GIVEN DATA -

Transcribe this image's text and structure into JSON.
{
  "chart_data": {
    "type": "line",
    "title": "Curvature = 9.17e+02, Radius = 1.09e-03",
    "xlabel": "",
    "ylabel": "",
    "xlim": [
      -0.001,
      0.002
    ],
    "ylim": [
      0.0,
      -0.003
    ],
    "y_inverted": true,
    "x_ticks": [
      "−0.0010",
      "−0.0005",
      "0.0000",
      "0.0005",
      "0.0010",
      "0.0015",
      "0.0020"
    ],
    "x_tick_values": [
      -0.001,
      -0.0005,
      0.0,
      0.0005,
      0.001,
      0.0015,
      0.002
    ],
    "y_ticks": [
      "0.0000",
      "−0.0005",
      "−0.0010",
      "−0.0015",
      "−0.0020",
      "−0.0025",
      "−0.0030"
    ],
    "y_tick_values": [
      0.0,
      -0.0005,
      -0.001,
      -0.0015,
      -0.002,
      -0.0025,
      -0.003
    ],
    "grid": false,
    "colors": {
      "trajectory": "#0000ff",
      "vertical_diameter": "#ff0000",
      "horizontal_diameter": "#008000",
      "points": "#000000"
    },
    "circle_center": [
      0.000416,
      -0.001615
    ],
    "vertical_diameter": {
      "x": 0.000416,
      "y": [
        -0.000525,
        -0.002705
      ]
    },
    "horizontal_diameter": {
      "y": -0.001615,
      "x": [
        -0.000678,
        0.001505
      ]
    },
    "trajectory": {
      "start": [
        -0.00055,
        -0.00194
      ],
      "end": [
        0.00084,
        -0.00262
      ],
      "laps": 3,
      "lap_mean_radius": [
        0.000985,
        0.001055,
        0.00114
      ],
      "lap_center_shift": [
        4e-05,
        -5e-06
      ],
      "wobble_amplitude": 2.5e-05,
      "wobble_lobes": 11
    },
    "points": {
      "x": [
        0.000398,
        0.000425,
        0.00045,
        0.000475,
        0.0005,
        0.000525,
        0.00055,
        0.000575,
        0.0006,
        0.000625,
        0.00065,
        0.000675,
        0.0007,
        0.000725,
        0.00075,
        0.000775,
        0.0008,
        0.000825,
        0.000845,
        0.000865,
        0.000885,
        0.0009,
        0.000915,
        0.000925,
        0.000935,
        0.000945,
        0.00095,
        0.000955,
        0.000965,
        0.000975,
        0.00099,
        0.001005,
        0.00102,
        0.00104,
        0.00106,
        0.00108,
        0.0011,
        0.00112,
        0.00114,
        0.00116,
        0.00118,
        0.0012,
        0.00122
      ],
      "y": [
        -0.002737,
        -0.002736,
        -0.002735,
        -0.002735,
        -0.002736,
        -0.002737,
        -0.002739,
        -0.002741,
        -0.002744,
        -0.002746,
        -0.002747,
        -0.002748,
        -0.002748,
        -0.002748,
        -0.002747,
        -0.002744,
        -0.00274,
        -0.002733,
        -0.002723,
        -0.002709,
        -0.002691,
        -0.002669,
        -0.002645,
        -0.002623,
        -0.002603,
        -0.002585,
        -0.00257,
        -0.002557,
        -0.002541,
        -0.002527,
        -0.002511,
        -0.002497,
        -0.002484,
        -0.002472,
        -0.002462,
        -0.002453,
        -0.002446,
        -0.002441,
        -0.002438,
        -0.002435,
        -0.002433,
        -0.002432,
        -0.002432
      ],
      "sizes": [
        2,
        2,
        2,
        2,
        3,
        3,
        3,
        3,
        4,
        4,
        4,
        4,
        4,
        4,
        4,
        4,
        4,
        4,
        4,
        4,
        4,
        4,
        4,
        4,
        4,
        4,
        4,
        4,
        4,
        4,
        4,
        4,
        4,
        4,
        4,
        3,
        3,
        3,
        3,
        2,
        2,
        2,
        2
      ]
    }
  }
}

THE EXERCISE - Repeat each entry word for word.

SOLUTION TO THIS PROBLEM -
Transcribe this image's text and structure into JSON.
{
  "chart_data": {
    "type": "line",
    "title": "Curvature = 9.17e+02, Radius = 1.09e-03",
    "xlabel": "",
    "ylabel": "",
    "xlim": [
      -0.001,
      0.002
    ],
    "ylim": [
      0.0,
      -0.003
    ],
    "y_inverted": true,
    "x_ticks": [
      "−0.0010",
      "−0.0005",
      "0.0000",
      "0.0005",
      "0.0010",
      "0.0015",
      "0.0020"
    ],
    "x_tick_values": [
      -0.001,
      -0.0005,
      0.0,
      0.0005,
      0.001,
      0.0015,
      0.002
    ],
    "y_ticks": [
      "0.0000",
      "−0.0005",
      "−0.0010",
      "−0.0015",
      "−0.0020",
      "−0.0025",
      "−0.0030"
    ],
    "y_tick_values": [
      0.0,
      -0.0005,
      -0.001,
      -0.0015,
      -0.002,
      -0.0025,
      -0.003
    ],
    "grid": false,
    "colors": {
      "trajectory": "#0000ff",
      "vertical_diameter": "#ff0000",
      "horizontal_diameter": "#008000",
      "points": "#000000"
    },
    "circle_center": [
      0.000416,
      -0.001615
    ],
    "vertical_diameter": {
      "x": 0.000416,
      "y": [
        -0.000525,
        -0.002705
      ]
    },
    "horizontal_diameter": {
      "y": -0.001615,
      "x": [
        -0.000678,
        0.001505
      ]
    },
    "trajectory": {
      "start": [
        -0.00055,
        -0.00194
      ],
      "end": [
        0.00084,
        -0.00262
      ],
      "laps": 3,
      "lap_mean_radius": [
        0.000985,
        0.001055,
        0.00114
      ],
      "lap_center_shift": [
        4e-05,
        -5e-06
      ],
      "wobble_amplitude": 2.5e-05,
      "wobble_lobes": 11
    },
    "points": {
      "x": [
        0.000398,
        0.000425,
        0.00045,
        0.000475,
        0.0005,
        0.000525,
        0.00055,
        0.000575,
        0.0006,
        0.000625,
        0.00065,
        0.000675,
        0.0007,
        0.000725,
        0.00075,
        0.000775,
        0.0008,
        0.000825,
        0.000845,
        0.000865,
        0.000885,
        0.0009,
        0.000915,
        0.000925,
        0.000935,
        0.000945,
        0.00095,
        0.000955,
        0.000965,
        0.000975,
        0.00099,
        0.001005,
        0.00102,
        0.00104,
        0.00106,
        0.00108,
        0.0011,
        0.00112,
        0.00114,
        0.00116,
        0.00118,
        0.0012,
        0.00122
      ],
      "y": [
        -0.002737,
        -0.002736,
        -0.002735,
        -0.002735,
        -0.002736,
        -0.002737,
        -0.002739,
        -0.002741,
        -0.002744,
        -0.002746,
        -0.002747,
        -0.002748,
        -0.002748,
        -0.002748,
        -0.002747,
        -0.002744,
        -0.00274,
        -0.002733,
        -0.002723,
        -0.002709,
        -0.002691,
        -0.002669,
        -0.002645,
        -0.002623,
        -0.002603,
        -0.002585,
        -0.00257,
        -0.002557,
        -0.002541,
        -0.002527,
        -0.002511,
        -0.002497,
        -0.002484,
        -0.002472,
        -0.002462,
        -0.002453,
        -0.002446,
        -0.002441,
        -0.002438,
        -0.002435,
        -0.002433,
        -0.002432,
        -0.002432
      ],
      "sizes": [
        2,
        2,
        2,
        2,
        3,
        3,
        3,
        3,
        4,
        4,
        4,
        4,
        4,
        4,
        4,
        4,
        4,
        4,
        4,
        4,
        4,
        4,
        4,
        4,
        4,
        4,
        4,
        4,
        4,
        4,
        4,
        4,
        4,
        4,
        4,
        3,
        3,
        3,
        3,
        2,
        2,
        2,
        2
      ]
    }
  }
}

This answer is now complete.